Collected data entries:
* * * * * * * * *
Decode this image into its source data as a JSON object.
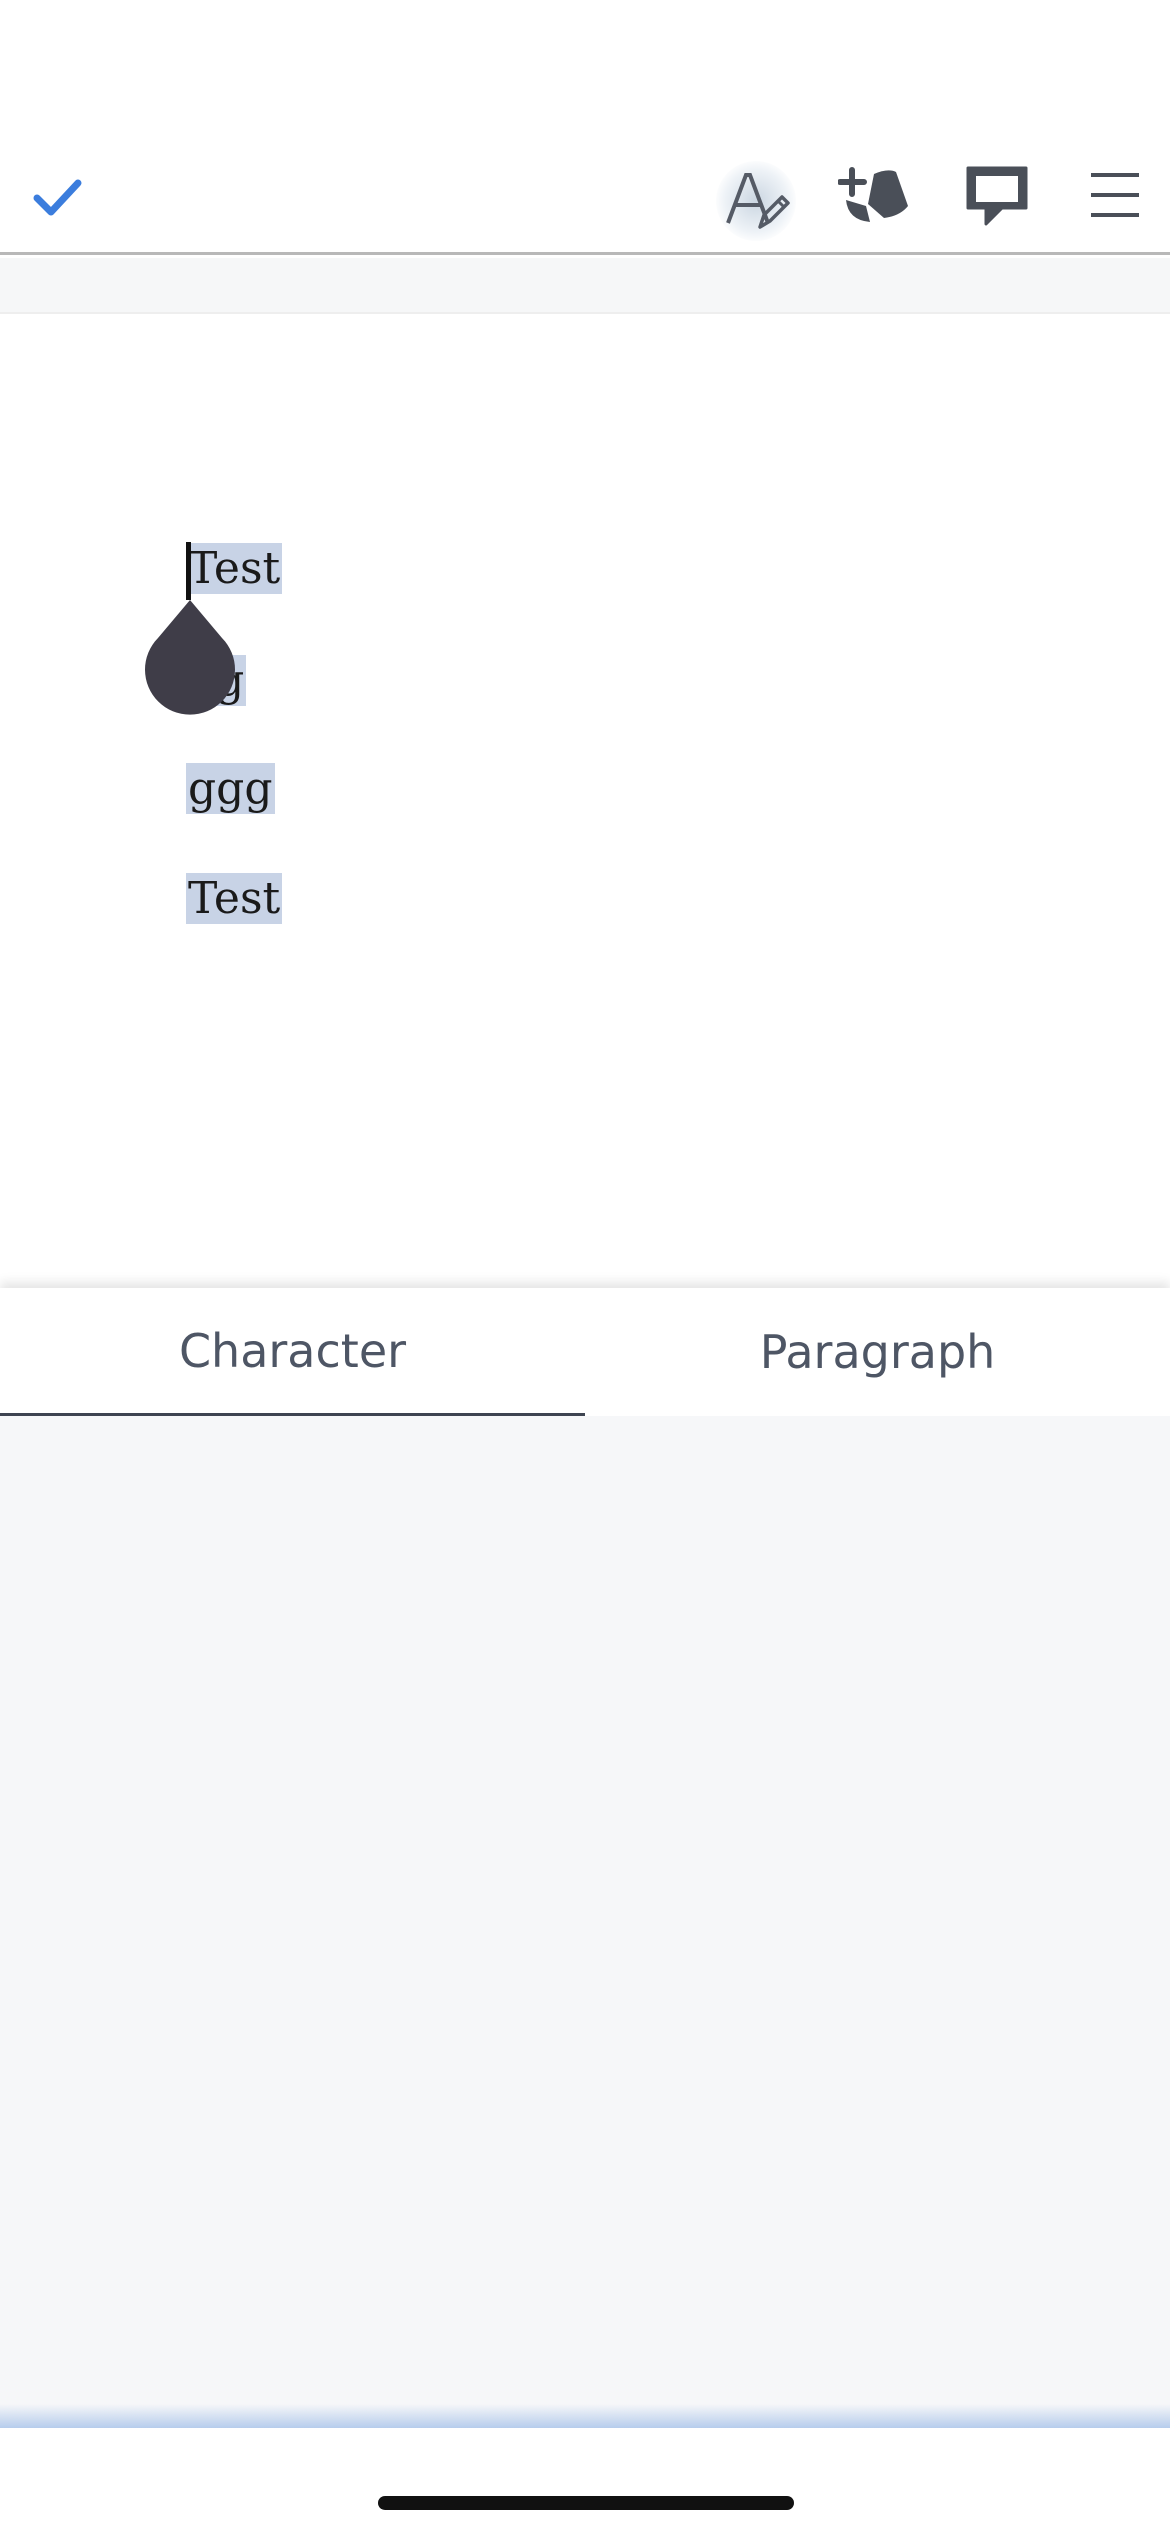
{
  "toolbar": {
    "done_icon": "checkmark-icon",
    "format_icon": "text-format-icon",
    "insert_icon": "insert-shapes-icon",
    "comment_icon": "comment-icon",
    "menu_icon": "hamburger-menu-icon",
    "accent_color": "#3b7ddd"
  },
  "document": {
    "lines": [
      "Test",
      "gg",
      "ggg",
      "Test"
    ],
    "selection_color": "#c8d3e6"
  },
  "panel": {
    "tabs": [
      {
        "label": "Character",
        "active": true
      },
      {
        "label": "Paragraph",
        "active": false
      }
    ]
  }
}
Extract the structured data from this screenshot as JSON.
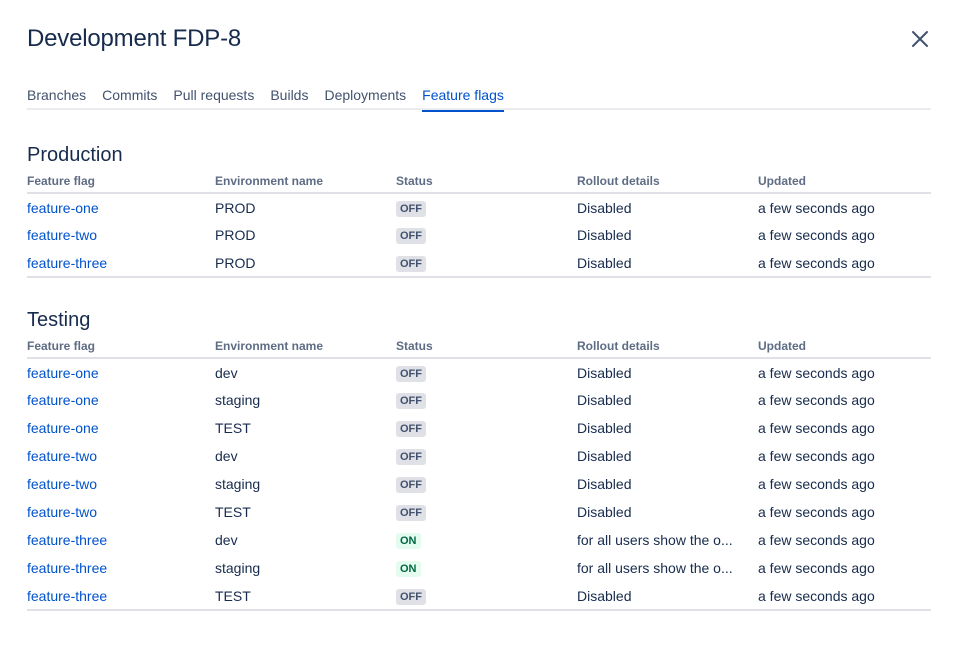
* * * * * * * * *
> _Instructions to follow_: Write out each entry exactly as given, but skip the pictures.

> _Answer to the problem_:
Decode this image into its source data as a JSON object.
{
  "toolbar": {
    "done_icon": "checkmark-icon",
    "format_icon": "text-format-icon",
    "insert_icon": "insert-shapes-icon",
    "comment_icon": "comment-icon",
    "menu_icon": "hamburger-menu-icon",
    "accent_color": "#3b7ddd"
  },
  "document": {
    "lines": [
      "Test",
      "gg",
      "ggg",
      "Test"
    ],
    "selection_color": "#c8d3e6"
  },
  "panel": {
    "tabs": [
      {
        "label": "Character",
        "active": true
      },
      {
        "label": "Paragraph",
        "active": false
      }
    ]
  }
}
Extract the structured data from this screenshot as JSON.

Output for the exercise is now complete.